*Exercise task:*
Copy out every row from the first one down to the row containing "rss-feed-icon[interactable] [976,34,996,54]", both included, without changing anything.

*Data records:*
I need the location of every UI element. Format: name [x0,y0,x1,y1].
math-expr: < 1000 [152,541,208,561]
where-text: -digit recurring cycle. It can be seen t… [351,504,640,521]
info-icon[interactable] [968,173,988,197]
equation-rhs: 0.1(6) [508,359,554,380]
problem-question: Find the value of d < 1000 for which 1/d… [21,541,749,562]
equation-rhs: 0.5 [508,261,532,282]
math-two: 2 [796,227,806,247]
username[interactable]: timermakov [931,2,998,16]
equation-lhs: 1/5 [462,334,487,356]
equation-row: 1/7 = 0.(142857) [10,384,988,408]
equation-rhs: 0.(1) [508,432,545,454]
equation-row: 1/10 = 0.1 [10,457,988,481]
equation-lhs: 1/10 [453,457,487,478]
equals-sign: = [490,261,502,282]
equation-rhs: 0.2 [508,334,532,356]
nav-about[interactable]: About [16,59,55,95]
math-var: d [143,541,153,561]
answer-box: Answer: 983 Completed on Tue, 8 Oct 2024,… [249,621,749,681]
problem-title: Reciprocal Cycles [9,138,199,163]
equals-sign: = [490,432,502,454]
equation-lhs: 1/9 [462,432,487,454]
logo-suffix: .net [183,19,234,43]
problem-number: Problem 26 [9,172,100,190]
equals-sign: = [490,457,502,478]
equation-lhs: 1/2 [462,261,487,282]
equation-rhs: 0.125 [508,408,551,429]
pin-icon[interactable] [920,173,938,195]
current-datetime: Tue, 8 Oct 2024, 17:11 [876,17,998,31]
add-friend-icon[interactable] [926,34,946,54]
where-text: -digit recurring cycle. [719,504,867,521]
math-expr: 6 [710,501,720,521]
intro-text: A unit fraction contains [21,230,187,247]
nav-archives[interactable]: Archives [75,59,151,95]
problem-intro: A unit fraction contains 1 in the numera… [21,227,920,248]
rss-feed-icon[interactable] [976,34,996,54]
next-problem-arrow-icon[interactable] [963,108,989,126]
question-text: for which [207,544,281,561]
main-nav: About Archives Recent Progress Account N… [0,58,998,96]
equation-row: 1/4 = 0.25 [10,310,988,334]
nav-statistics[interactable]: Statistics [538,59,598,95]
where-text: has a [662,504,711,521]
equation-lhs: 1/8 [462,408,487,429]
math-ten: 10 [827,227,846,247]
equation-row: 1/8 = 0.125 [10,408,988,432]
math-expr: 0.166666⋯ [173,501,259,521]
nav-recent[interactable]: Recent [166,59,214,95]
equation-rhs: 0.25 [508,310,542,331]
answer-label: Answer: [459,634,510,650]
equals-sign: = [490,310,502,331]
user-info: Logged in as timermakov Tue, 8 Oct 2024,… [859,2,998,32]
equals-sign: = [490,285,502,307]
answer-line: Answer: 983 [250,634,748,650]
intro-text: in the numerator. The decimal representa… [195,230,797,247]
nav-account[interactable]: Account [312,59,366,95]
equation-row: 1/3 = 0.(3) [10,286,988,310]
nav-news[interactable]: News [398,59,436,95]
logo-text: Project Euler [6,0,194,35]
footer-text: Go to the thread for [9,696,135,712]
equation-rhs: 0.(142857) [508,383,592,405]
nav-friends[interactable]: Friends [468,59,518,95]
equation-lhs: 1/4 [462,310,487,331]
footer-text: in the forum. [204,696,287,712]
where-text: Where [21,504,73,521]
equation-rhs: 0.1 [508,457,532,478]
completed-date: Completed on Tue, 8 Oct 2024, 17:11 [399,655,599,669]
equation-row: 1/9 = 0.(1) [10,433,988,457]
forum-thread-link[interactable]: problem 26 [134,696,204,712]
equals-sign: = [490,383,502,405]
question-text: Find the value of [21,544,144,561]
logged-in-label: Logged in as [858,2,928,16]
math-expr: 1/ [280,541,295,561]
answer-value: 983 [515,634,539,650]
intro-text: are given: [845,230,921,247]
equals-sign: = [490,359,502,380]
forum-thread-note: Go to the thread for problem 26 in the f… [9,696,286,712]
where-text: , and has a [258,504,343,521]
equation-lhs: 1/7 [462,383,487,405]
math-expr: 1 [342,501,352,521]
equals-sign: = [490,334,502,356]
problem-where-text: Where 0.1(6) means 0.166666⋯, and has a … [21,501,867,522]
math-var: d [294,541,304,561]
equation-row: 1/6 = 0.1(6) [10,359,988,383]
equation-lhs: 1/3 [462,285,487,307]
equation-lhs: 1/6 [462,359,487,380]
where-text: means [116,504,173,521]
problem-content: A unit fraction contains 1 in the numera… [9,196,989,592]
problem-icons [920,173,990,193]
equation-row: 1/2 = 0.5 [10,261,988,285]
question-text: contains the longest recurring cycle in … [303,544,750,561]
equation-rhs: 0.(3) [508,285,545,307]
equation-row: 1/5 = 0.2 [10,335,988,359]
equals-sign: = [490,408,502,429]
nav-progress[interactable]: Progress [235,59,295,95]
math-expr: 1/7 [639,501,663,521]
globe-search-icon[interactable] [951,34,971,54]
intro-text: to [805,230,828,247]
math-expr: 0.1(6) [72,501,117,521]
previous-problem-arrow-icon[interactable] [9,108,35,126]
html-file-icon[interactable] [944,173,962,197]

*Task response:*
I need the location of every UI element. Format: name [x0,y0,x1,y1].
math-expr: < 1000 [152,541,208,561]
where-text: -digit recurring cycle. It can be seen t… [351,504,640,521]
info-icon[interactable] [968,173,988,197]
equation-rhs: 0.1(6) [508,359,554,380]
problem-question: Find the value of d < 1000 for which 1/d… [21,541,749,562]
equation-rhs: 0.5 [508,261,532,282]
math-two: 2 [796,227,806,247]
username[interactable]: timermakov [931,2,998,16]
equation-lhs: 1/5 [462,334,487,356]
equation-row: 1/7 = 0.(142857) [10,384,988,408]
equation-rhs: 0.(1) [508,432,545,454]
equation-row: 1/10 = 0.1 [10,457,988,481]
equation-lhs: 1/10 [453,457,487,478]
equals-sign: = [490,261,502,282]
equation-rhs: 0.2 [508,334,532,356]
nav-about[interactable]: About [16,59,55,95]
math-var: d [143,541,153,561]
answer-box: Answer: 983 Completed on Tue, 8 Oct 2024,… [249,621,749,681]
problem-title: Reciprocal Cycles [9,138,199,163]
equals-sign: = [490,432,502,454]
equation-lhs: 1/9 [462,432,487,454]
logo-suffix: .net [183,19,234,43]
problem-number: Problem 26 [9,172,100,190]
equals-sign: = [490,457,502,478]
equation-lhs: 1/2 [462,261,487,282]
equation-rhs: 0.125 [508,408,551,429]
pin-icon[interactable] [920,173,938,195]
current-datetime: Tue, 8 Oct 2024, 17:11 [876,17,998,31]
add-friend-icon[interactable] [926,34,946,54]
where-text: -digit recurring cycle. [719,504,867,521]
math-expr: 6 [710,501,720,521]
intro-text: A unit fraction contains [21,230,187,247]
nav-archives[interactable]: Archives [75,59,151,95]
problem-intro: A unit fraction contains 1 in the numera… [21,227,920,248]
rss-feed-icon[interactable] [976,34,996,54]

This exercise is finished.